> [Records for this exercise]
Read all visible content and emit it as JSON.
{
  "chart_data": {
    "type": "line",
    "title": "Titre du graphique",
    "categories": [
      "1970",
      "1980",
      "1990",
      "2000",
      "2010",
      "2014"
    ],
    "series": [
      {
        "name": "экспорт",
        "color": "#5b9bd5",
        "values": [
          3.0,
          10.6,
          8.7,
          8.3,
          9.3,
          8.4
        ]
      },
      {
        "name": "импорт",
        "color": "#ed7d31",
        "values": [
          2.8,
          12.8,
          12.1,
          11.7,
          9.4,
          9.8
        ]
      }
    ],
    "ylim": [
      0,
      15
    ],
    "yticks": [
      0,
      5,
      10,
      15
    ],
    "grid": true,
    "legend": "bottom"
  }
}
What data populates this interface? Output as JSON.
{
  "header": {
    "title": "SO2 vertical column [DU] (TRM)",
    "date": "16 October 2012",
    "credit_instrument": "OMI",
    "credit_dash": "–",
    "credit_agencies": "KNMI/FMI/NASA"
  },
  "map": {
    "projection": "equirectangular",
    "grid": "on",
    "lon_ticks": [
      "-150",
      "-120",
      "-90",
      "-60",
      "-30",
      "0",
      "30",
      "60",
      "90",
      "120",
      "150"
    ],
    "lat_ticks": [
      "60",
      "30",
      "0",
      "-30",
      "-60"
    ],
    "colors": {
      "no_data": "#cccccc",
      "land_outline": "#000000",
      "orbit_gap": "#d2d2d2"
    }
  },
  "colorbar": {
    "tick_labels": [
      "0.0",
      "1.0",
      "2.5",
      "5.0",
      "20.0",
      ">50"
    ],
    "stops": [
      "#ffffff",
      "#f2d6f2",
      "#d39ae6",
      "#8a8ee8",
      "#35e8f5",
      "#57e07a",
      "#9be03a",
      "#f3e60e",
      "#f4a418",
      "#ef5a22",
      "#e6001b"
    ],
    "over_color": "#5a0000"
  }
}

> [Exercise description]
Print the records above exactly as they appear.

> [Result of this exercise]
Read all visible content and emit it as JSON.
{
  "chart_data": {
    "type": "line",
    "title": "Titre du graphique",
    "categories": [
      "1970",
      "1980",
      "1990",
      "2000",
      "2010",
      "2014"
    ],
    "series": [
      {
        "name": "экспорт",
        "color": "#5b9bd5",
        "values": [
          3.0,
          10.6,
          8.7,
          8.3,
          9.3,
          8.4
        ]
      },
      {
        "name": "импорт",
        "color": "#ed7d31",
        "values": [
          2.8,
          12.8,
          12.1,
          11.7,
          9.4,
          9.8
        ]
      }
    ],
    "ylim": [
      0,
      15
    ],
    "yticks": [
      0,
      5,
      10,
      15
    ],
    "grid": true,
    "legend": "bottom"
  }
}
What data populates this interface? Output as JSON.
{
  "header": {
    "title": "SO2 vertical column [DU] (TRM)",
    "date": "16 October 2012",
    "credit_instrument": "OMI",
    "credit_dash": "–",
    "credit_agencies": "KNMI/FMI/NASA"
  },
  "map": {
    "projection": "equirectangular",
    "grid": "on",
    "lon_ticks": [
      "-150",
      "-120",
      "-90",
      "-60",
      "-30",
      "0",
      "30",
      "60",
      "90",
      "120",
      "150"
    ],
    "lat_ticks": [
      "60",
      "30",
      "0",
      "-30",
      "-60"
    ],
    "colors": {
      "no_data": "#cccccc",
      "land_outline": "#000000",
      "orbit_gap": "#d2d2d2"
    }
  },
  "colorbar": {
    "tick_labels": [
      "0.0",
      "1.0",
      "2.5",
      "5.0",
      "20.0",
      ">50"
    ],
    "stops": [
      "#ffffff",
      "#f2d6f2",
      "#d39ae6",
      "#8a8ee8",
      "#35e8f5",
      "#57e07a",
      "#9be03a",
      "#f3e60e",
      "#f4a418",
      "#ef5a22",
      "#e6001b"
    ],
    "over_color": "#5a0000"
  }
}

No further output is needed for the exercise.